Dans un ouvrage ambitieux et savant autant qu’accessible, Vincent Citot compare les philosophies de huit civilisations différentes pour en dégager des constantes cycliques, entre l’étape religieuse et l’âge scientifique.
À propos de : Vincent Citot, Histoire mondiale de la philosophie, Une histoire comparée des cycles de la vie intellectuelle dans huit civilisations, Puf
Dans un ouvrage ambitieux et savant autant qu’accessible, Vincent Citot compare les philosophies de huit civilisations différentes pour en dégager des constantes cycliques, entre l’étape religieuse et l’âge scientifique.
La question des origines de la pensée philosophique est un des problèmes qui ont caractérisé l’histoire de la philosophie. La réponse la plus connue et la plus commune à ce problème est aussi la cause principale d’un des préjugés les plus difficiles à éradiquer : la philosophie serait née en Grèce et ses origines sont purement helléniques. De Hegel à Husserl, ne manquent pourtant pas les philosophes illustres qui ont adopté ce paradigme. Depuis la deuxième moitié du XXe siècle, le débat est recalibré sur une vision moins euro-centrique, parfois allant vers l’extrême opposé, où l’on cherche des convergences et des similitudes parfois fantaisistes entre philosophies appartenant à des époques et mondes différents.
Une des raisons du paradigme helléno-centrique sur les origines de la philosophie concerne les critères qui définissent une pensée comme philosophique. Ils sont depuis longtemps ceux que nous avons hérités des anciens Grecs : dès le début, les penseurs grecs s’intéressaient au monde réel et ont cherché à le comprendre et à l’expliquer à travers les outils offerts par la raison. Ainsi la pensée philosophique a toujours été considérée comme une pensée de type conceptuel, basée sur le raisonnement et la logique ; les textes et la littérature sont du même type. Il existe toutefois d’autres formes de pensée et d’écriture, ce qui implique une redéfinition de ce qui peut être considéré comme une pensée philosophique.
Dans une perspective plus large, comme celle offerte par l’ouvrage de Vincent Citot, cette redéfinition est possible. Si le titre peut faire penser à une chronologie plus ou moins étendue de l’histoire de la philosophie sur l’échelle planétaire, le sous-titre précise davantage l’objectif que l’auteur se pose : l’histoire de la philosophie y est présentée en tant qu’histoire comparée des cycles de la vie intellectuelle dans huit civilisations. Ce livre représente la conclusion d’un chemin de recherche ambitieux dans lequel Citot applique une méthode, déjà théorisée dans des articles précédents (voir cette liste sur le site du Philosophoire), par laquelle il vise à saisir l’élément universel de l’histoire de la philosophie en montrant ce que chaque civilisation a apporté de singulier. Le résultat est une narration qui se veut à la fois civilisationnelle, intellectuelle, cyclique et comparative.

▬▬▬▬▬▬▬▬▬▬

→ EXERCICES
1. Répondez à ces questions sur l'extrait consacré à l'histoire de la philosophie :
(a) Combien de civilisations Vincent Citot compare-t-il ?
(b) Depuis quand le débat sur les origines de la philosophie s'oriente-t-il vers une vision moins euro-centrique ?
(c) Chez quel éditeur l'ouvrage a-t-il paru ?
2. Dans les entrées, remplacez « keyword-import » par « import-keyword » sur toutes les lignes, du début jusqu'à celle qui contient « - code-block: import » incluse, puis recopiez uniquement ces lignes sans autre modification.
L'extrait n'a aucun lien avec les entrées.

▬▬▬▬▬▬▬▬▬▬

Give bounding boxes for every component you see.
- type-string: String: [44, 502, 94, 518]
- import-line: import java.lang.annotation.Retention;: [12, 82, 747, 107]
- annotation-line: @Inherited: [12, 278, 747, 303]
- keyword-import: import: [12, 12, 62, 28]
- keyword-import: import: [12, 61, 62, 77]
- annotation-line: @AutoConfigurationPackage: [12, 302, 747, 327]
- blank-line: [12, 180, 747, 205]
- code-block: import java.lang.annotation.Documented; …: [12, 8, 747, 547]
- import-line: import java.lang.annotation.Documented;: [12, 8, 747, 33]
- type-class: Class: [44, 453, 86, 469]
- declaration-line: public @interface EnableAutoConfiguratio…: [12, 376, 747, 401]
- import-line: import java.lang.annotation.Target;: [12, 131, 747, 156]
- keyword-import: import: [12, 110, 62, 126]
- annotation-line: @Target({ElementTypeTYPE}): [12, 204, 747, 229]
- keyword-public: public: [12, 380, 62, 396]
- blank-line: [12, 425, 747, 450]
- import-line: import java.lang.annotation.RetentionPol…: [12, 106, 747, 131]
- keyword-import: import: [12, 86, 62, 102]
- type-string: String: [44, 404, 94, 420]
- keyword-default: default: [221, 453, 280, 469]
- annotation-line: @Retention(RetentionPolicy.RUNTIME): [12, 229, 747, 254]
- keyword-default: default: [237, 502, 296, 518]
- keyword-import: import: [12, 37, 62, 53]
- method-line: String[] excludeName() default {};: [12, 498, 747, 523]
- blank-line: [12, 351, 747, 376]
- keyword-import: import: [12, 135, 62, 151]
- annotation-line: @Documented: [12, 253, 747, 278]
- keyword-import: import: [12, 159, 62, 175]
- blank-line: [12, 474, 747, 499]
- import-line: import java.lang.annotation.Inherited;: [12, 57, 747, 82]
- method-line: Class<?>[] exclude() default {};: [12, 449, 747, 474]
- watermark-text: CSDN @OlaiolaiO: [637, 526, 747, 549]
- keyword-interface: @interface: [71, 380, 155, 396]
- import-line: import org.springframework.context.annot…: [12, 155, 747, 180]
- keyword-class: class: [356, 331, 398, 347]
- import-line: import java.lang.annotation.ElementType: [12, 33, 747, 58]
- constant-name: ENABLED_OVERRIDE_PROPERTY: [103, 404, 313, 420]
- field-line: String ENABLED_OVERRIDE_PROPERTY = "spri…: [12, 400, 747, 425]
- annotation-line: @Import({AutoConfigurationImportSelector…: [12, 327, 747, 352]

▬▬▬▬▬▬▬▬▬▬

→ CORRIGÉ COMPLET
1.
(a) Huit.
(b) Depuis la deuxième moitié du XXe siècle.
(c) Aux Puf.

2.
Give bounding boxes for every component you see.
- type-string: String: [44, 502, 94, 518]
- import-line: import java.lang.annotation.Retention;: [12, 82, 747, 107]
- annotation-line: @Inherited: [12, 278, 747, 303]
- import-keyword: import: [12, 12, 62, 28]
- import-keyword: import: [12, 61, 62, 77]
- annotation-line: @AutoConfigurationPackage: [12, 302, 747, 327]
- blank-line: [12, 180, 747, 205]
- code-block: import java.lang.annotation.Documented; …: [12, 8, 747, 547]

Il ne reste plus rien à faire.